In the emergency contraception passage, how long should you wait after taking Ella™ before using hormonal birth control such as pills, the patch, or the ring?

→ SOURCE PASSAGE:
◆ ◆ ◆

If you have questions about EC, use the EC website to find a health care provider or pharmacy. Be ready to answer the following questions:

  • When was the first day of your last menstrual period?
  • When was the exact date and time of unprotected PIV sex?
  • What types of birth control have you have used in the past?

Can I use emergency contraception as my regular form of birth control?

EC is not meant to be a regular method of birth control. It’s meant to be a one-time emergency treatment. EC can be used when a condom breaks, when a diaphragm or cervical cap gets moved, or any time when unprotected PIV sex occurs. You should not use EC as your only protection against pregnancy, because this method doesn’t work as well as other types of birth control. In addition, EC does not protect against sexually transmitted infections.

When can I expect my next menstrual period after I have taken emergency contraception?

If you have any problems after you take emergency contraception, you should contact your health care provider.

What if I have problems after I have taken emergency contraception (EC)?

If you have any problems after you take emergency contraception, you can contact your health care provider.

You should definitely contact your health care provider if:

  • You do not get your period within 3 weeks after taking EC.
  • You have very bad abdominal (belly) pain.
  • You are spotting (you notice small amounts of blood on your underwear in between your menstrual periods).
  • Your next menstrual period is very light.
  • You are feeling lightheaded or dizzy.

Do I need to do anything else to prevent pregnancy after I have taken emergency contraception?

Yes. You should talk to your health care provider about using a regular type of birth control method. Until you have your next menstrual period, it is best not to have sexual intercourse. If you decide to have PIV sex, make sure to use a barrier method (condom), every time, even if you are using hormonal birth control (pills, patch, or ring). After taking Plan B One-Step®, you can start hormonal birth control (pills, patch, or ring) right away, but you should wait 5 days after taking Ella™ to use these methods because they may prevent the EC from working. Find out more about birth control methods so you can start thinking about what method will be best for you.

We hope that you have learned a lot about EC and that we have answered your questions. Below are the key points to remember about EC so you can be a resource to your family, friends, and others.

Key Points to Remember about Emergency Contraception (EC):

  • Emergency contraception (EC) is a safe treatment to help prevent pregnancy in people with uteruses who have had unprotected PIV (penis-in-vagina) sex.
  • EC will NOT cause an abortion.
  • Plan B One-Step® does not work after ovulation.
  • EC does NOT prevent sexually transmitted infections (STIs) or HIV.
  • Emergency contraception does not guarantee that pregnancy will be prevented. The best way to prevent pregnancy is to use a reliable birth control method or to not have sexual intercourse.
  • Weight has been shown to affect the effectiveness of medication EC.
  • Many EC products are available to all people in the United States without a prescription, including Plan B One-Step®, Next Choice One Dose®, MyWay®, AfterPill™, and other single-dose 1.5mg Levonorgestrel products.
  • Ella™ (Ulipristal acetate or UPA) is available with a prescription.
  • The ParaGard® (IUD) and Mirena® IUD are available at some health centers and clinics. An IUD must be inserted by a health care provider.
  • You should take a pregnancy test if you do NOT get your period within 3 weeks after taking EC.
  • Abdominal pain and/or heavy or unusual menstrual bleeding after taking EC is not normal and should be reported to your health care provider right away.
  • After you take EC, a backup method of birth control (condoms) should be used for at least 7 days or you should not have sex during this time. Condoms should be used every time you have sexual intercourse to prevent STIs.
  • Talk with your health care provider about your options and decide if you want an advanced prescription, just in case you need it in the future.
  • Be sure to talk with your health care provider about how you can prevent pregnancy and stay healthy.

◆ ◆ ◆

→ INFORMATION SHOWN:

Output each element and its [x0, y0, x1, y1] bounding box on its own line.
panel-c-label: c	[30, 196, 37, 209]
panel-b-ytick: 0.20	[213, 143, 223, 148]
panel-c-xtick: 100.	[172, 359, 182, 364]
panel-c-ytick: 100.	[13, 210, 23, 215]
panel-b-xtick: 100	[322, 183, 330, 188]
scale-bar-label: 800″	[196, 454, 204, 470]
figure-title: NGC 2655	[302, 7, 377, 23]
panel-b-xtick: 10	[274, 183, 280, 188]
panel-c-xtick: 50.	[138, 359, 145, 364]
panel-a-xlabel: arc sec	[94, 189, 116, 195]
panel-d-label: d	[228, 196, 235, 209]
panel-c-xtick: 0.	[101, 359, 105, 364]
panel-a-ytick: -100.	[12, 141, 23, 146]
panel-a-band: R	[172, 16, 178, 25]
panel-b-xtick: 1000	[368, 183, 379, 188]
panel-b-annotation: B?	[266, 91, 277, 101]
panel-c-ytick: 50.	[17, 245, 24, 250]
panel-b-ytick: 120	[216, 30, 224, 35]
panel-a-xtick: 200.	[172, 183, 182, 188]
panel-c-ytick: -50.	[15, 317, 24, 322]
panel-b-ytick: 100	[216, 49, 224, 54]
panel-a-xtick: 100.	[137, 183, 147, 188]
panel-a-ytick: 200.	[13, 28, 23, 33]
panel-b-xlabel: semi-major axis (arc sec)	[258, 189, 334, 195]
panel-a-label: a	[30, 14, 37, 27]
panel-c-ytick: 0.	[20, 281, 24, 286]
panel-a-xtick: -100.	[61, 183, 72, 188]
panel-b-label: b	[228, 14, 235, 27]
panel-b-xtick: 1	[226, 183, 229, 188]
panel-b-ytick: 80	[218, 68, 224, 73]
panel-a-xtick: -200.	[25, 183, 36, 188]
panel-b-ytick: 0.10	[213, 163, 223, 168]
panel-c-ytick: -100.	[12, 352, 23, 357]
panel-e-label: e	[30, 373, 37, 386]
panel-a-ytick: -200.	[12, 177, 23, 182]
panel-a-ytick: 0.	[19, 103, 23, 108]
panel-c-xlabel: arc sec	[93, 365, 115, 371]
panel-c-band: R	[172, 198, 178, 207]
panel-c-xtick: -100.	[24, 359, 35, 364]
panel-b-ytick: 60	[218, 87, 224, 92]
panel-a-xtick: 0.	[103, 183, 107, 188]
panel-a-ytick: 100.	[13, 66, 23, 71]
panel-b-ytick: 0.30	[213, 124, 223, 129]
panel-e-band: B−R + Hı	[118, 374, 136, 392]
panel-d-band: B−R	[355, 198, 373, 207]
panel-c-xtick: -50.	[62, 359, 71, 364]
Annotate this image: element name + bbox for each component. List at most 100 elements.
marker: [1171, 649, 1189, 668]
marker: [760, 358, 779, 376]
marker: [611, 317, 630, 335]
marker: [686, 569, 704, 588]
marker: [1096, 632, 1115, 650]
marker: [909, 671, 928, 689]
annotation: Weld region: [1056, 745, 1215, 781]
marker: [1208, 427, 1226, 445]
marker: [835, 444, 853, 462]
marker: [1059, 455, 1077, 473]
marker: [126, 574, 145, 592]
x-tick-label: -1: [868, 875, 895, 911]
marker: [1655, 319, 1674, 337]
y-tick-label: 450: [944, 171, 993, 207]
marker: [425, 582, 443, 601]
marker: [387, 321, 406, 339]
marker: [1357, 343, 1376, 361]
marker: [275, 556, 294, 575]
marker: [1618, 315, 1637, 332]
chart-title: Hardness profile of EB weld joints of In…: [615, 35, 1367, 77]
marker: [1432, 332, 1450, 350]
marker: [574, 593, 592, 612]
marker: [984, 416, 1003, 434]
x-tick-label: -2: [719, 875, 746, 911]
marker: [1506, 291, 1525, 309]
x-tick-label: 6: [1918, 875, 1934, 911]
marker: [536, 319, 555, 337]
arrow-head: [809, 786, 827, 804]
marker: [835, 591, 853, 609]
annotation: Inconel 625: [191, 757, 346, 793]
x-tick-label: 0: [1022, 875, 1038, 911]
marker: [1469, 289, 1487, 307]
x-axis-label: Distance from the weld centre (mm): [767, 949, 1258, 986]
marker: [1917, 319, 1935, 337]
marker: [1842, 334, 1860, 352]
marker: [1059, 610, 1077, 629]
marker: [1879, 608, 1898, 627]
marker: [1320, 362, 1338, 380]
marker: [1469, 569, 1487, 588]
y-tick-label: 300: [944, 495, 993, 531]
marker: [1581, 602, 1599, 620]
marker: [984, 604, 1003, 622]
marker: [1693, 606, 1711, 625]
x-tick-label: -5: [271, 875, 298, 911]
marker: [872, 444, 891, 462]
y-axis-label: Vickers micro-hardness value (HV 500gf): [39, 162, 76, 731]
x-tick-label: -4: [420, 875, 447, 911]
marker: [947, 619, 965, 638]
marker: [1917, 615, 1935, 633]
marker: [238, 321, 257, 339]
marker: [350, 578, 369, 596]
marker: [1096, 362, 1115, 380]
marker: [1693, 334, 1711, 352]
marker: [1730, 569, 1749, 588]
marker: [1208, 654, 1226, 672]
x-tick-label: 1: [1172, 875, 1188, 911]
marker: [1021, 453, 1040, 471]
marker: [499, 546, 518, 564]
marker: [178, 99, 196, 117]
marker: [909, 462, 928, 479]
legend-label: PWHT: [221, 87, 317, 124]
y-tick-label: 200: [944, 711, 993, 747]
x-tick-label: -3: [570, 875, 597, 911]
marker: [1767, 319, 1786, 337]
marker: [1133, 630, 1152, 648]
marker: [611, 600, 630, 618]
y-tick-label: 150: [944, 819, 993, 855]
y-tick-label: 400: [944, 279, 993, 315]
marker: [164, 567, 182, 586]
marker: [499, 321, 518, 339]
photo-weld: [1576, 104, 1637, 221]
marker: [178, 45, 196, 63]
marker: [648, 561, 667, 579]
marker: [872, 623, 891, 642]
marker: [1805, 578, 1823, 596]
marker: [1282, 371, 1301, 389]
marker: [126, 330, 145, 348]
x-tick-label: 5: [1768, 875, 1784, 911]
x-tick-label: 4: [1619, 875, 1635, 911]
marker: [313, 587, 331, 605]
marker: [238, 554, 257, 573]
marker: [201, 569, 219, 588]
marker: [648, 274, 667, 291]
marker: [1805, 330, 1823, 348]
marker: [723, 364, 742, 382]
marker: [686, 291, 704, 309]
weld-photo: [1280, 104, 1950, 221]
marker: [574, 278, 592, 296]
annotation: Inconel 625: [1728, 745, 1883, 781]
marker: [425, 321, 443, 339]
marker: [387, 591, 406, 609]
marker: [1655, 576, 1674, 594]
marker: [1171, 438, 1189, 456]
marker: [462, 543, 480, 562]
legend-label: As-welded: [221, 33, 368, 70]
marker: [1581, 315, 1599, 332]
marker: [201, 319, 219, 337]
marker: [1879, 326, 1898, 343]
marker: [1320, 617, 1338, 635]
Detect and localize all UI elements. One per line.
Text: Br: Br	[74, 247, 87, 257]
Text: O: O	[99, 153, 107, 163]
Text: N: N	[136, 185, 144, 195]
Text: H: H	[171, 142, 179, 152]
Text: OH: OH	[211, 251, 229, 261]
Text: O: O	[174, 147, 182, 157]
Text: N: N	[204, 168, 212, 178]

◆ ◆ ◆

→ OUTPUT:
5 days